Records from a collection of figures
━━━━

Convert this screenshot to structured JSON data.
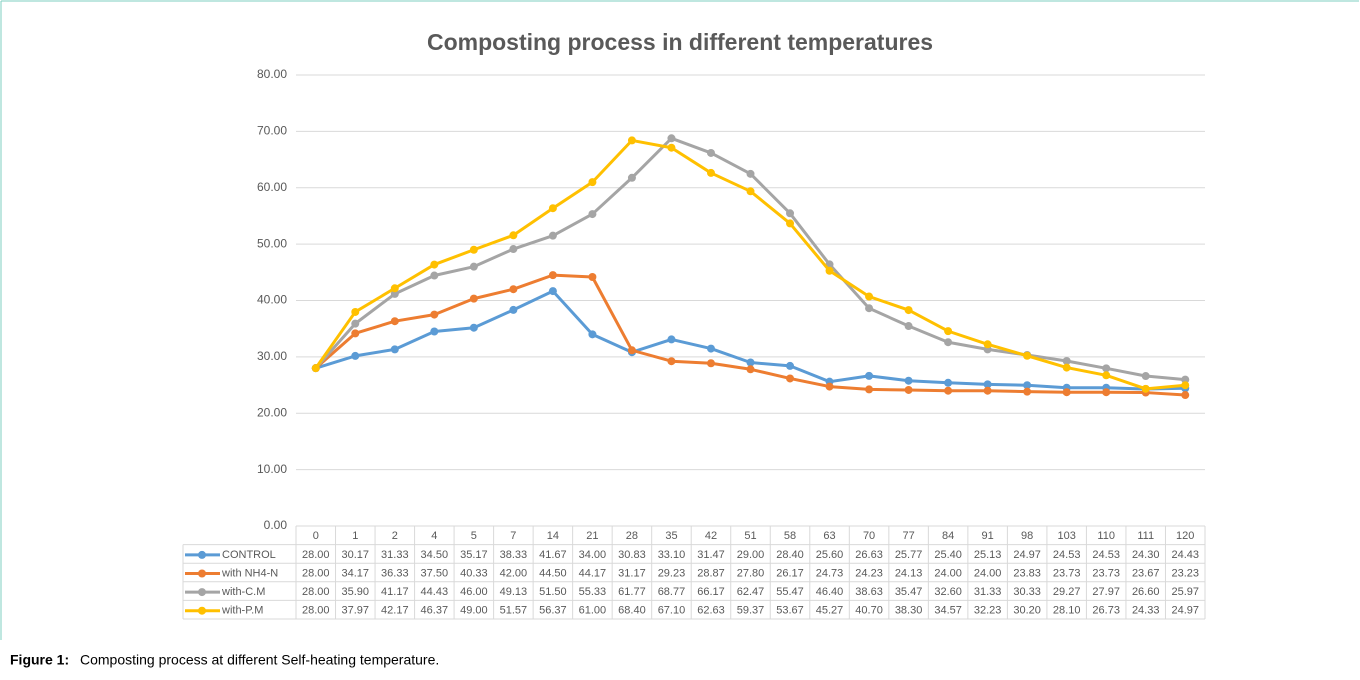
{
  "chart_data": {
    "type": "line",
    "title": "Composting process in different temperatures",
    "categories": [
      "0",
      "1",
      "2",
      "4",
      "5",
      "7",
      "14",
      "21",
      "28",
      "35",
      "42",
      "51",
      "58",
      "63",
      "70",
      "77",
      "84",
      "91",
      "98",
      "103",
      "110",
      "111",
      "120"
    ],
    "ylim": [
      0,
      80
    ],
    "yticks": [
      {
        "value": 0,
        "label": "0.00"
      },
      {
        "value": 10,
        "label": "10.00"
      },
      {
        "value": 20,
        "label": "20.00"
      },
      {
        "value": 30,
        "label": "30.00"
      },
      {
        "value": 40,
        "label": "40.00"
      },
      {
        "value": 50,
        "label": "50.00"
      },
      {
        "value": 60,
        "label": "60.00"
      },
      {
        "value": 70,
        "label": "70.00"
      },
      {
        "value": 80,
        "label": "80.00"
      }
    ],
    "grid": true,
    "series": [
      {
        "name": "CONTROL",
        "color": "#5b9bd5",
        "values": [
          28,
          30.17,
          31.33,
          34.5,
          35.17,
          38.33,
          41.67,
          34,
          30.83,
          33.1,
          31.47,
          29,
          28.4,
          25.6,
          26.63,
          25.77,
          25.4,
          25.13,
          24.97,
          24.53,
          24.53,
          24.3,
          24.43
        ],
        "value_labels": [
          "28.00",
          "30.17",
          "31.33",
          "34.50",
          "35.17",
          "38.33",
          "41.67",
          "34.00",
          "30.83",
          "33.10",
          "31.47",
          "29.00",
          "28.40",
          "25.60",
          "26.63",
          "25.77",
          "25.40",
          "25.13",
          "24.97",
          "24.53",
          "24.53",
          "24.30",
          "24.43"
        ]
      },
      {
        "name": "with NH4-N",
        "color": "#ed7d31",
        "values": [
          28,
          34.17,
          36.33,
          37.5,
          40.33,
          42,
          44.5,
          44.17,
          31.17,
          29.23,
          28.87,
          27.8,
          26.17,
          24.73,
          24.23,
          24.13,
          24,
          24,
          23.83,
          23.73,
          23.73,
          23.67,
          23.23
        ],
        "value_labels": [
          "28.00",
          "34.17",
          "36.33",
          "37.50",
          "40.33",
          "42.00",
          "44.50",
          "44.17",
          "31.17",
          "29.23",
          "28.87",
          "27.80",
          "26.17",
          "24.73",
          "24.23",
          "24.13",
          "24.00",
          "24.00",
          "23.83",
          "23.73",
          "23.73",
          "23.67",
          "23.23"
        ]
      },
      {
        "name": "with-C.M",
        "color": "#a5a5a5",
        "values": [
          28,
          35.9,
          41.17,
          44.43,
          46,
          49.13,
          51.5,
          55.33,
          61.77,
          68.77,
          66.17,
          62.47,
          55.47,
          46.4,
          38.63,
          35.47,
          32.6,
          31.33,
          30.33,
          29.27,
          27.97,
          26.6,
          25.97
        ],
        "value_labels": [
          "28.00",
          "35.90",
          "41.17",
          "44.43",
          "46.00",
          "49.13",
          "51.50",
          "55.33",
          "61.77",
          "68.77",
          "66.17",
          "62.47",
          "55.47",
          "46.40",
          "38.63",
          "35.47",
          "32.60",
          "31.33",
          "30.33",
          "29.27",
          "27.97",
          "26.60",
          "25.97"
        ]
      },
      {
        "name": "with-P.M",
        "color": "#ffc000",
        "values": [
          28,
          37.97,
          42.17,
          46.37,
          49,
          51.57,
          56.37,
          61,
          68.4,
          67.1,
          62.63,
          59.37,
          53.67,
          45.27,
          40.7,
          38.3,
          34.57,
          32.23,
          30.2,
          28.1,
          26.73,
          24.33,
          24.97
        ],
        "value_labels": [
          "28.00",
          "37.97",
          "42.17",
          "46.37",
          "49.00",
          "51.57",
          "56.37",
          "61.00",
          "68.40",
          "67.10",
          "62.63",
          "59.37",
          "53.67",
          "45.27",
          "40.70",
          "38.30",
          "34.57",
          "32.23",
          "30.20",
          "28.10",
          "26.73",
          "24.33",
          "24.97"
        ]
      }
    ]
  },
  "caption": {
    "label": "Figure 1:",
    "text": "Composting process at different Self-heating temperature."
  }
}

━━━━

• What is being asked: Which lines of the data include "Composting"? Copy each of them.

• Finished exercise:
    "title": "Composting process in different temperatures",
    "text": "Composting process at different Self-heating temperature."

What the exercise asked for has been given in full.